- [Supplied records]

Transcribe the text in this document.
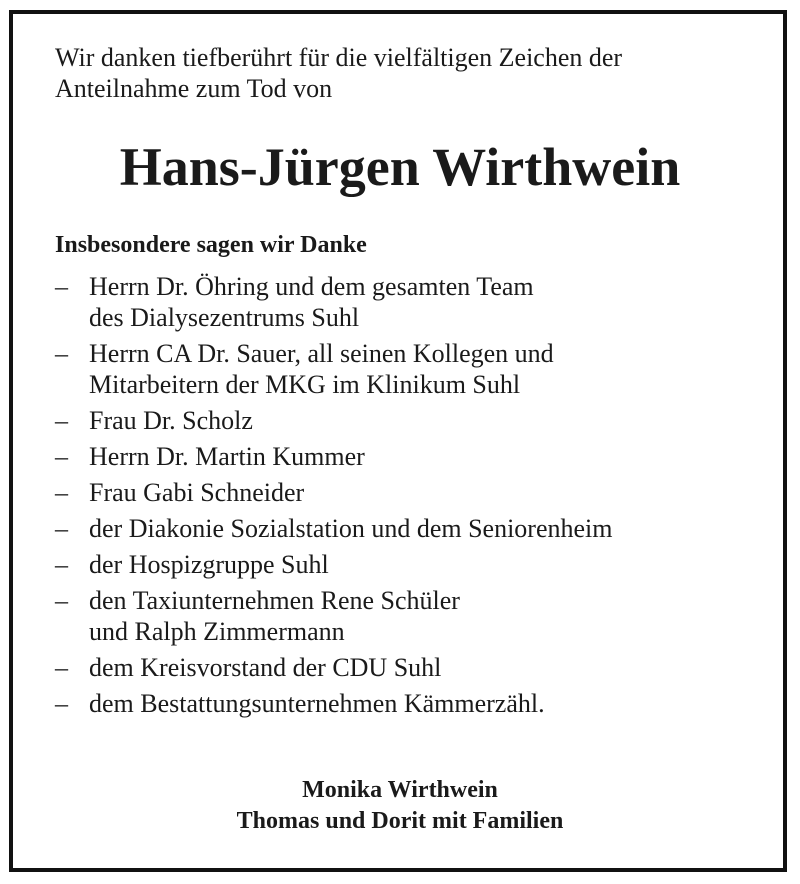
Wir danken tiefberührt für die vielfältigen Zeichen der
Anteilnahme zum Tod von

Hans-Jürgen Wirthwein
Insbesondere sagen wir Danke
– Herrn Dr. Öhring und dem gesamten Team
des Dialysezentrums Suhl
– Herrn CA Dr. Sauer, all seinen Kollegen und
Mitarbeitern der MKG im Klinikum Suhl
– Frau Dr. Scholz
– Herrn Dr. Martin Kummer
– Frau Gabi Schneider
– der Diakonie Sozialstation und dem Seniorenheim
– der Hospizgruppe Suhl
– den Taxiunternehmen Rene Schüler
und Ralph Zimmermann
– dem Kreisvorstand der CDU Suhl
– dem Bestattungsunternehmen Kämmerzähl.
Monika Wirthwein
Thomas und Dorit mit Familien
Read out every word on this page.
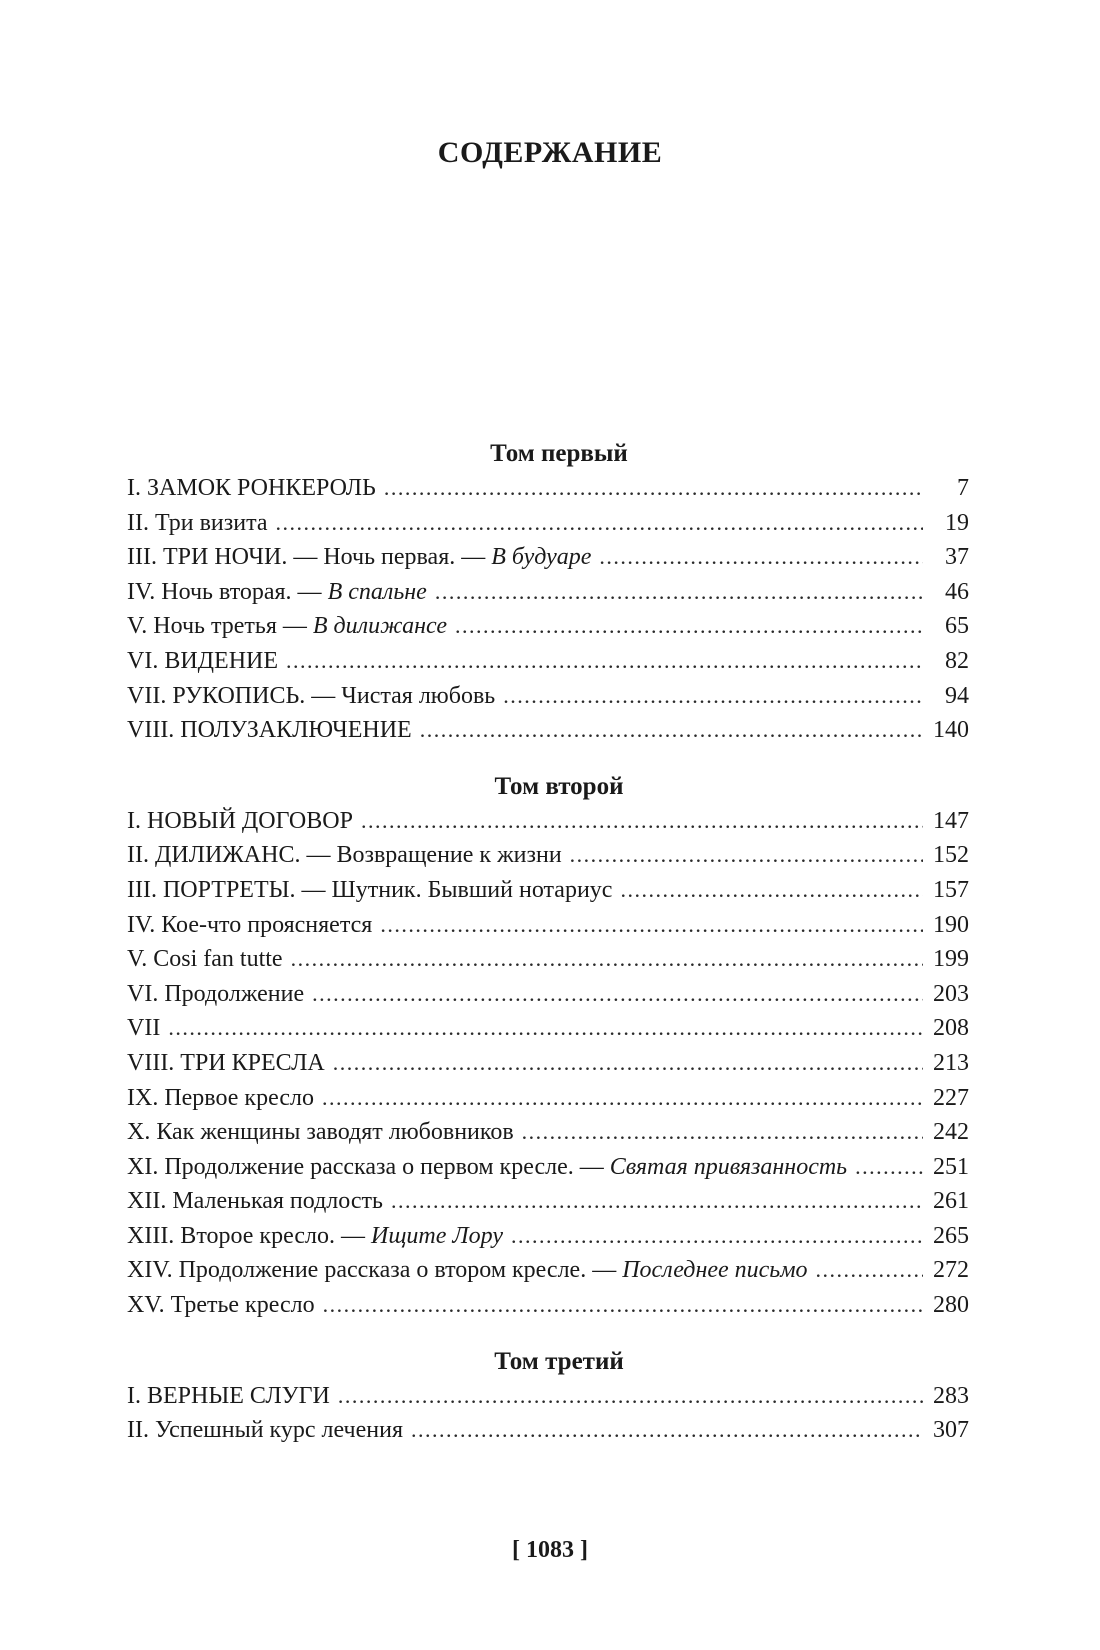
СОДЕРЖАНИЕ
Том первый
I. ЗАМОК РОНКЕРОЛЬ . . .	7
II. Три визита . . .	19
III. ТРИ НОЧИ. — Ночь первая. — В будуаре . . .	37
IV. Ночь вторая. — В спальне . . .	46
V. Ночь третья — В дилижансе . . .	65
VI. ВИДЕНИЕ . . .	82
VII. РУКОПИСЬ. — Чистая любовь . . .	94
VIII. ПОЛУЗАКЛЮЧЕНИЕ . . .	140
Том второй
I. НОВЫЙ ДОГОВОР . . .	147
II. ДИЛИЖАНС. — Возвращение к жизни . . .	152
III. ПОРТРЕТЫ. — Шутник. Бывший нотариус . . .	157
IV. Кое-что проясняется . . .	190
V. Cosi fan tutte . . .	199
VI. Продолжение . . .	203
VII . . .	208
VIII. ТРИ КРЕСЛА . . .	213
IX. Первое кресло . . .	227
X. Как женщины заводят любовников . . .	242
XI. Продолжение рассказа о первом кресле. — Святая привязанность . . .	251
XII. Маленькая подлость . . .	261
XIII. Второе кресло. — Ищите Лору . . .	265
XIV. Продолжение рассказа о втором кресле. — Последнее письмо . . .	272
XV. Третье кресло . . .	280
Том третий
I. ВЕРНЫЕ СЛУГИ . . .	283
II. Успешный курс лечения . . .	307
[ 1083 ]
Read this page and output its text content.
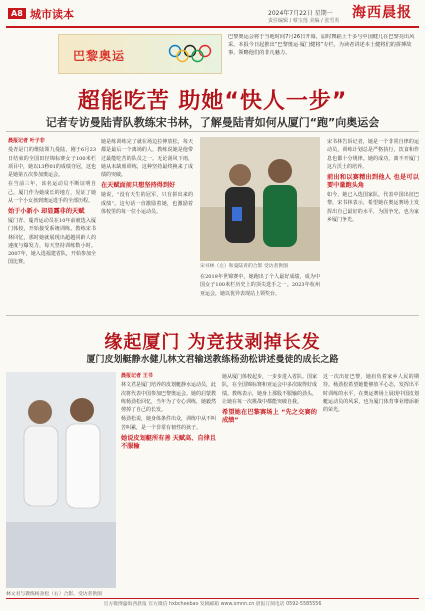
A8 城市读本	2024年7月22日 星期一
责任编辑 / 蔡宝莲 美编 / 张雪英 海西晨报
巴黎奥运
巴黎奥运会将于当地时间7月26日开幕，届时舞蹈上千多与中国健儿在巴黎亮出风采。本报今日起推出“巴黎奥运·厦门健将”专栏，为读者讲述本土健将们的拼搏故事，领略他们的非凡魅力。
超能吃苦 助她“快人一步”
记者专访曼陆青队教练宋书林，了解曼陆青如何从厦门“跑”向奥运会
晨报记者 叶子非

曼青是门的维陆领九曼陆，刚于6月23日结束的全国田径锦标赛女子100米栏项目中，她以13秒01的成绩夺冠，这也是她第五次参加奥运会。

在当前三年，该名运动员不断证明自己，厦门作为她成长的地方，见证了她从一个小女孩到奥运选手的全部历程。

始于小新小 却显露非的天赋

厦门青、蔓青运动员在10年前被选入厦门体校，开始接受系统训练。教练宋书林回忆，那时她就展现出超越同龄人的速度与爆发力，每天坚持训练数小时。2007年，她入选福建省队，开始参加全国比赛。

她是练训练完了就在场边拉伸放松，每天都是最后一个离场的人，教练说她是他带过最能吃苦的队员之一。无论刮风下雨，她从未缺席训练，这种坚持最终换来了成绩的突破。

在天赋面前只想坚持得到好

她说，“没有天生的冠军，只有拼出来的成绩”。这句话一直激励着她，也激励着体校里的每一位小运动员。

宋书林（左）和曼陆青的合影 受访者供图

在2019年世锦赛中，她跑出了个人最好成绩，成为中国女子100米栏历史上的顶尖选手之一。2023年杭州亚运会，她以优异表现站上领奖台。

宋书林告诉记者，她是一个非常自律的运动员，训练计划总是严格执行，饮食和作息也都十分规律。她的成功，离不开厦门这片沃土的培养。

前出和以赛精出到他人 也是可以要中量跑头角

如今，她已入选国家队，代表中国出征巴黎。宋书林表示，希望她在奥运赛场上发挥出自己最好的水平，为国争光，也为家乡厦门争光。

缘起厦门 为竞技剥掉长发
厦门皮划艇静水健儿林文君输送教练杨劲松讲述曼徒的成长之路
林文君与教练杨劲松（右）合影。受访者供图
晨报记者 王书

林文君是厦门培养的皮划艇静水运动员，此次将代表中国参加巴黎奥运会。她的启蒙教练杨劲松回忆，当年为了专心训练，她毅然剪掉了自己的长发。

杨劲松说，她身体条件出众，训练中从不叫苦叫累，是一个非常有韧性的孩子。

她说皮划艇所有善 天赋高、自律且不服输

她从厦门体校起步，一步步进入省队、国家队，在全国锦标赛和亚运会中多次取得好成绩。教练表示，她身上那股不服输的劲头，让她在每一次挑战中都能突破自我。

希望她在巴黎赛场上 “先之交赛的成绩”

这一次出征巴黎，她肩负着家乡人民的期待。杨劲松希望她能够放平心态，发挥出平时训练的水平，在奥运赛场上展现中国皮划艇运动员的风采，也为厦门体育事业增添新的荣光。

官方微博@海西晨报 官方微信 hxbcheebao 发稿邮箱 www.xmnn.cn 晨报订阅电话 0592-5585556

- [What is asked]
Make an exact reproduction of the listing above, without any pictures.

- [Problem solution]
Transcribe the text in this document.
Wir danken tiefberührt für die vielfältigen Zeichen der
Anteilnahme zum Tod von

Hans-Jürgen Wirthwein
Insbesondere sagen wir Danke
– Herrn Dr. Öhring und dem gesamten Team
des Dialysezentrums Suhl
– Herrn CA Dr. Sauer, all seinen Kollegen und
Mitarbeitern der MKG im Klinikum Suhl
– Frau Dr. Scholz
– Herrn Dr. Martin Kummer
– Frau Gabi Schneider
– der Diakonie Sozialstation und dem Seniorenheim
– der Hospizgruppe Suhl
– den Taxiunternehmen Rene Schüler
und Ralph Zimmermann
– dem Kreisvorstand der CDU Suhl
– dem Bestattungsunternehmen Kämmerzähl.
Monika Wirthwein
Thomas und Dorit mit Familien
Read out every word on this page.
СОДЕРЖАНИЕ
Том первый
I. ЗАМОК РОНКЕРОЛЬ . . .	7
II. Три визита . . .	19
III. ТРИ НОЧИ. — Ночь первая. — В будуаре . . .	37
IV. Ночь вторая. — В спальне . . .	46
V. Ночь третья — В дилижансе . . .	65
VI. ВИДЕНИЕ . . .	82
VII. РУКОПИСЬ. — Чистая любовь . . .	94
VIII. ПОЛУЗАКЛЮЧЕНИЕ . . .	140
Том второй
I. НОВЫЙ ДОГОВОР . . .	147
II. ДИЛИЖАНС. — Возвращение к жизни . . .	152
III. ПОРТРЕТЫ. — Шутник. Бывший нотариус . . .	157
IV. Кое-что проясняется . . .	190
V. Cosi fan tutte . . .	199
VI. Продолжение . . .	203
VII . . .	208
VIII. ТРИ КРЕСЛА . . .	213
IX. Первое кресло . . .	227
X. Как женщины заводят любовников . . .	242
XI. Продолжение рассказа о первом кресле. — Святая привязанность . . .	251
XII. Маленькая подлость . . .	261
XIII. Второе кресло. — Ищите Лору . . .	265
XIV. Продолжение рассказа о втором кресле. — Последнее письмо . . .	272
XV. Третье кресло . . .	280
Том третий
I. ВЕРНЫЕ СЛУГИ . . .	283
II. Успешный курс лечения . . .	307
[ 1083 ]
Read this page and output its text content.
A8 城市读本	2024年7月22日 星期一
责任编辑 / 蔡宝莲 美编 / 张雪英 海西晨报
巴黎奥运
巴黎奥运会将于当地时间7月26日开幕，届时舞蹈上千多与中国健儿在巴黎亮出风采。本报今日起推出“巴黎奥运·厦门健将”专栏，为读者讲述本土健将们的拼搏故事，领略他们的非凡魅力。
超能吃苦 助她“快人一步”
记者专访曼陆青队教练宋书林，了解曼陆青如何从厦门“跑”向奥运会
晨报记者 叶子非

曼青是门的维陆领九曼陆，刚于6月23日结束的全国田径锦标赛女子100米栏项目中，她以13秒01的成绩夺冠，这也是她第五次参加奥运会。

在当前三年，该名运动员不断证明自己，厦门作为她成长的地方，见证了她从一个小女孩到奥运选手的全部历程。

始于小新小 却显露非的天赋

厦门青、蔓青运动员在10年前被选入厦门体校，开始接受系统训练。教练宋书林回忆，那时她就展现出超越同龄人的速度与爆发力，每天坚持训练数小时。2007年，她入选福建省队，开始参加全国比赛。

她是练训练完了就在场边拉伸放松，每天都是最后一个离场的人，教练说她是他带过最能吃苦的队员之一。无论刮风下雨，她从未缺席训练，这种坚持最终换来了成绩的突破。

在天赋面前只想坚持得到好

她说，“没有天生的冠军，只有拼出来的成绩”。这句话一直激励着她，也激励着体校里的每一位小运动员。

宋书林（左）和曼陆青的合影 受访者供图

在2019年世锦赛中，她跑出了个人最好成绩，成为中国女子100米栏历史上的顶尖选手之一。2023年杭州亚运会，她以优异表现站上领奖台。

宋书林告诉记者，她是一个非常自律的运动员，训练计划总是严格执行，饮食和作息也都十分规律。她的成功，离不开厦门这片沃土的培养。

前出和以赛精出到他人 也是可以要中量跑头角

如今，她已入选国家队，代表中国出征巴黎。宋书林表示，希望她在奥运赛场上发挥出自己最好的水平，为国争光，也为家乡厦门争光。

缘起厦门 为竞技剥掉长发
厦门皮划艇静水健儿林文君输送教练杨劲松讲述曼徒的成长之路
林文君与教练杨劲松（右）合影。受访者供图
晨报记者 王书

林文君是厦门培养的皮划艇静水运动员，此次将代表中国参加巴黎奥运会。她的启蒙教练杨劲松回忆，当年为了专心训练，她毅然剪掉了自己的长发。

杨劲松说，她身体条件出众，训练中从不叫苦叫累，是一个非常有韧性的孩子。

她说皮划艇所有善 天赋高、自律且不服输

她从厦门体校起步，一步步进入省队、国家队，在全国锦标赛和亚运会中多次取得好成绩。教练表示，她身上那股不服输的劲头，让她在每一次挑战中都能突破自我。

希望她在巴黎赛场上 “先之交赛的成绩”

这一次出征巴黎，她肩负着家乡人民的期待。杨劲松希望她能够放平心态，发挥出平时训练的水平，在奥运赛场上展现中国皮划艇运动员的风采，也为厦门体育事业增添新的荣光。

官方微博@海西晨报 官方微信 hxbcheebao 发稿邮箱 www.xmnn.cn 晨报订阅电话 0592-5585556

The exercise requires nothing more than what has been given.